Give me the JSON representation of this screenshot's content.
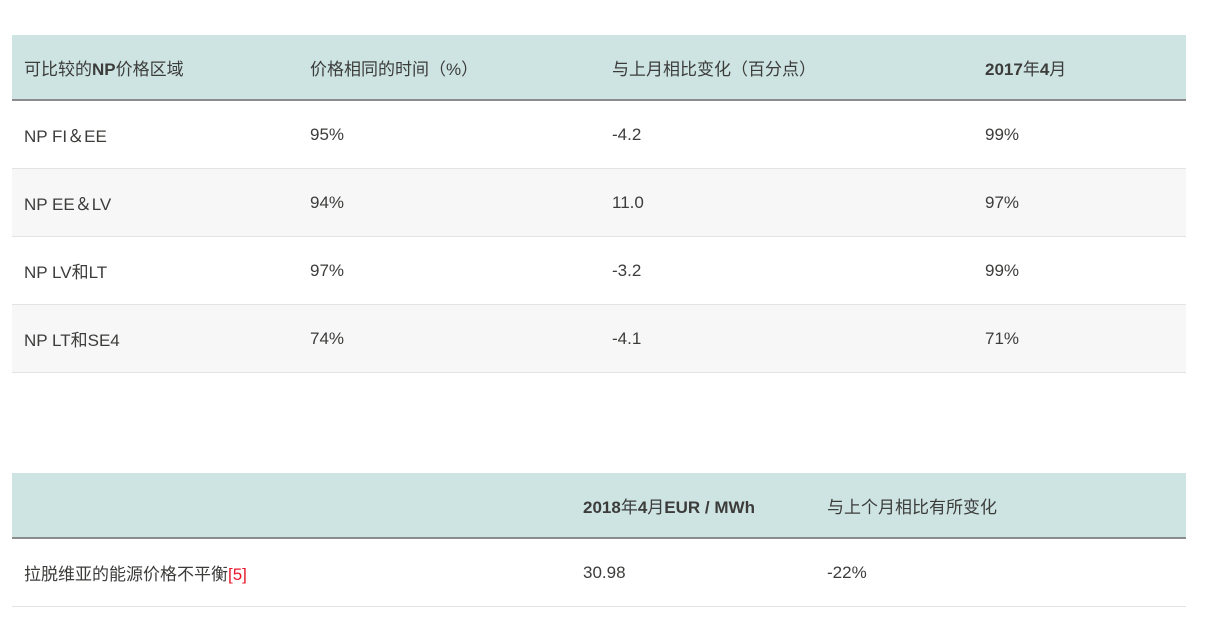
{
  "colors": {
    "header_bg": "#cde4e2",
    "header_border": "#8c8c8c",
    "row_border": "#e3e3e3",
    "row_alt_bg": "#f7f7f7",
    "text": "#3c3c3b",
    "footnote_red": "#e8192c"
  },
  "table1": {
    "headers": [
      {
        "segments": [
          {
            "text": "可比较的",
            "bold": false
          },
          {
            "text": "NP",
            "bold": true
          },
          {
            "text": "价格区域",
            "bold": false
          }
        ]
      },
      {
        "segments": [
          {
            "text": "价格相同的时间（%）",
            "bold": false
          }
        ]
      },
      {
        "segments": [
          {
            "text": "与上月相比变化（百分点）",
            "bold": false
          }
        ]
      },
      {
        "segments": [
          {
            "text": "2017",
            "bold": true
          },
          {
            "text": "年",
            "bold": false
          },
          {
            "text": "4",
            "bold": true
          },
          {
            "text": "月",
            "bold": false
          }
        ]
      }
    ],
    "rows": [
      {
        "area": "NP FI＆EE",
        "same_price_time": "95%",
        "change_pp": "-4.2",
        "april_2017": "99%"
      },
      {
        "area": "NP EE＆LV",
        "same_price_time": "94%",
        "change_pp": "11.0",
        "april_2017": "97%"
      },
      {
        "area": "NP LV和LT",
        "same_price_time": "97%",
        "change_pp": "-3.2",
        "april_2017": "99%"
      },
      {
        "area": "NP LT和SE4",
        "same_price_time": "74%",
        "change_pp": "-4.1",
        "april_2017": "71%"
      }
    ]
  },
  "table2": {
    "headers": [
      {
        "segments": []
      },
      {
        "segments": [
          {
            "text": "2018",
            "bold": true
          },
          {
            "text": "年",
            "bold": false
          },
          {
            "text": "4",
            "bold": true
          },
          {
            "text": "月",
            "bold": false
          },
          {
            "text": "EUR / MWh",
            "bold": true
          }
        ]
      },
      {
        "segments": [
          {
            "text": "与上个月相比有所变化",
            "bold": false
          }
        ]
      }
    ],
    "row": {
      "label": "拉脱维亚的能源价格不平衡",
      "footnote": "[5]",
      "value_eur": "30.98",
      "change": "-22%"
    }
  }
}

□ □ □ □

## Aim of the exercise
Return the entries unchanged, save for the pictures, which do not belong in the copy.

## Answer to the task
Give me the JSON representation of this screenshot's content.
{
  "colors": {
    "header_bg": "#cde4e2",
    "header_border": "#8c8c8c",
    "row_border": "#e3e3e3",
    "row_alt_bg": "#f7f7f7",
    "text": "#3c3c3b",
    "footnote_red": "#e8192c"
  },
  "table1": {
    "headers": [
      {
        "segments": [
          {
            "text": "可比较的",
            "bold": false
          },
          {
            "text": "NP",
            "bold": true
          },
          {
            "text": "价格区域",
            "bold": false
          }
        ]
      },
      {
        "segments": [
          {
            "text": "价格相同的时间（%）",
            "bold": false
          }
        ]
      },
      {
        "segments": [
          {
            "text": "与上月相比变化（百分点）",
            "bold": false
          }
        ]
      },
      {
        "segments": [
          {
            "text": "2017",
            "bold": true
          },
          {
            "text": "年",
            "bold": false
          },
          {
            "text": "4",
            "bold": true
          },
          {
            "text": "月",
            "bold": false
          }
        ]
      }
    ],
    "rows": [
      {
        "area": "NP FI＆EE",
        "same_price_time": "95%",
        "change_pp": "-4.2",
        "april_2017": "99%"
      },
      {
        "area": "NP EE＆LV",
        "same_price_time": "94%",
        "change_pp": "11.0",
        "april_2017": "97%"
      },
      {
        "area": "NP LV和LT",
        "same_price_time": "97%",
        "change_pp": "-3.2",
        "april_2017": "99%"
      },
      {
        "area": "NP LT和SE4",
        "same_price_time": "74%",
        "change_pp": "-4.1",
        "april_2017": "71%"
      }
    ]
  },
  "table2": {
    "headers": [
      {
        "segments": []
      },
      {
        "segments": [
          {
            "text": "2018",
            "bold": true
          },
          {
            "text": "年",
            "bold": false
          },
          {
            "text": "4",
            "bold": true
          },
          {
            "text": "月",
            "bold": false
          },
          {
            "text": "EUR / MWh",
            "bold": true
          }
        ]
      },
      {
        "segments": [
          {
            "text": "与上个月相比有所变化",
            "bold": false
          }
        ]
      }
    ],
    "row": {
      "label": "拉脱维亚的能源价格不平衡",
      "footnote": "[5]",
      "value_eur": "30.98",
      "change": "-22%"
    }
  }
}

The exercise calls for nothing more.